Instructions to follow:
Reproduce the material word for word; the images stay out.

Saved data entries:
* Begin *

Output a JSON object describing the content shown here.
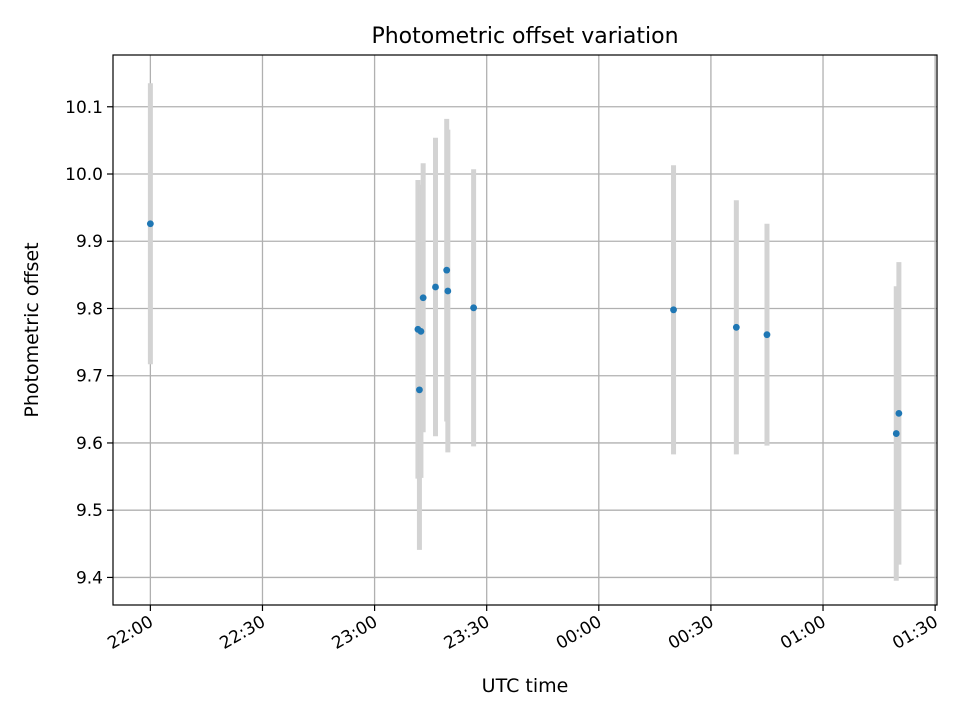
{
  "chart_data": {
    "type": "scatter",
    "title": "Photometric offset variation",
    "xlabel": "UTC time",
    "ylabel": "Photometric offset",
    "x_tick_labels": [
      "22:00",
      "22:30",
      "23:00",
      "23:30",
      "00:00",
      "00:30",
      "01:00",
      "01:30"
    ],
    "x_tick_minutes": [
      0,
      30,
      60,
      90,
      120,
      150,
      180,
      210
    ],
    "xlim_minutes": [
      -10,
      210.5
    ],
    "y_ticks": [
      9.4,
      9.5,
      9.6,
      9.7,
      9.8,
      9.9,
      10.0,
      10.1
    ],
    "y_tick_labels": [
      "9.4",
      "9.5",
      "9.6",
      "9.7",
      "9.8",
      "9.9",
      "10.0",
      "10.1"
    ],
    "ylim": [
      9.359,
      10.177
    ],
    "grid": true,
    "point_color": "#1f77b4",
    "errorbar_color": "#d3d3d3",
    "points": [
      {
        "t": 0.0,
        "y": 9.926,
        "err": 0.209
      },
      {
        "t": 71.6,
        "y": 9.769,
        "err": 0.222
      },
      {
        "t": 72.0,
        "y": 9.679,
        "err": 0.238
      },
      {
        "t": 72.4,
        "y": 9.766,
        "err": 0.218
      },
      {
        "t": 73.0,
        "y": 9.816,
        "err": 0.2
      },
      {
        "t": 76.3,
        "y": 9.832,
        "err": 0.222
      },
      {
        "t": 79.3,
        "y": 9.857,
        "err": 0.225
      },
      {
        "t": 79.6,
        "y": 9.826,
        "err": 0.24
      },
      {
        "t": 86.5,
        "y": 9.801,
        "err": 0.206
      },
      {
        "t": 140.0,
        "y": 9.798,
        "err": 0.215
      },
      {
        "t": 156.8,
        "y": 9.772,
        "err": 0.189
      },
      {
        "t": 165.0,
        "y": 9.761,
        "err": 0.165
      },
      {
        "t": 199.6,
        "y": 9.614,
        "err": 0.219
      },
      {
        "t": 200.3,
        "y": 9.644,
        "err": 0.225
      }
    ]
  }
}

* End *

The output:
Output a JSON object describing the content shown here.
{
  "chart_data": {
    "type": "scatter",
    "title": "Photometric offset variation",
    "xlabel": "UTC time",
    "ylabel": "Photometric offset",
    "x_tick_labels": [
      "22:00",
      "22:30",
      "23:00",
      "23:30",
      "00:00",
      "00:30",
      "01:00",
      "01:30"
    ],
    "x_tick_minutes": [
      0,
      30,
      60,
      90,
      120,
      150,
      180,
      210
    ],
    "xlim_minutes": [
      -10,
      210.5
    ],
    "y_ticks": [
      9.4,
      9.5,
      9.6,
      9.7,
      9.8,
      9.9,
      10.0,
      10.1
    ],
    "y_tick_labels": [
      "9.4",
      "9.5",
      "9.6",
      "9.7",
      "9.8",
      "9.9",
      "10.0",
      "10.1"
    ],
    "ylim": [
      9.359,
      10.177
    ],
    "grid": true,
    "point_color": "#1f77b4",
    "errorbar_color": "#d3d3d3",
    "points": [
      {
        "t": 0.0,
        "y": 9.926,
        "err": 0.209
      },
      {
        "t": 71.6,
        "y": 9.769,
        "err": 0.222
      },
      {
        "t": 72.0,
        "y": 9.679,
        "err": 0.238
      },
      {
        "t": 72.4,
        "y": 9.766,
        "err": 0.218
      },
      {
        "t": 73.0,
        "y": 9.816,
        "err": 0.2
      },
      {
        "t": 76.3,
        "y": 9.832,
        "err": 0.222
      },
      {
        "t": 79.3,
        "y": 9.857,
        "err": 0.225
      },
      {
        "t": 79.6,
        "y": 9.826,
        "err": 0.24
      },
      {
        "t": 86.5,
        "y": 9.801,
        "err": 0.206
      },
      {
        "t": 140.0,
        "y": 9.798,
        "err": 0.215
      },
      {
        "t": 156.8,
        "y": 9.772,
        "err": 0.189
      },
      {
        "t": 165.0,
        "y": 9.761,
        "err": 0.165
      },
      {
        "t": 199.6,
        "y": 9.614,
        "err": 0.219
      },
      {
        "t": 200.3,
        "y": 9.644,
        "err": 0.225
      }
    ]
  }
}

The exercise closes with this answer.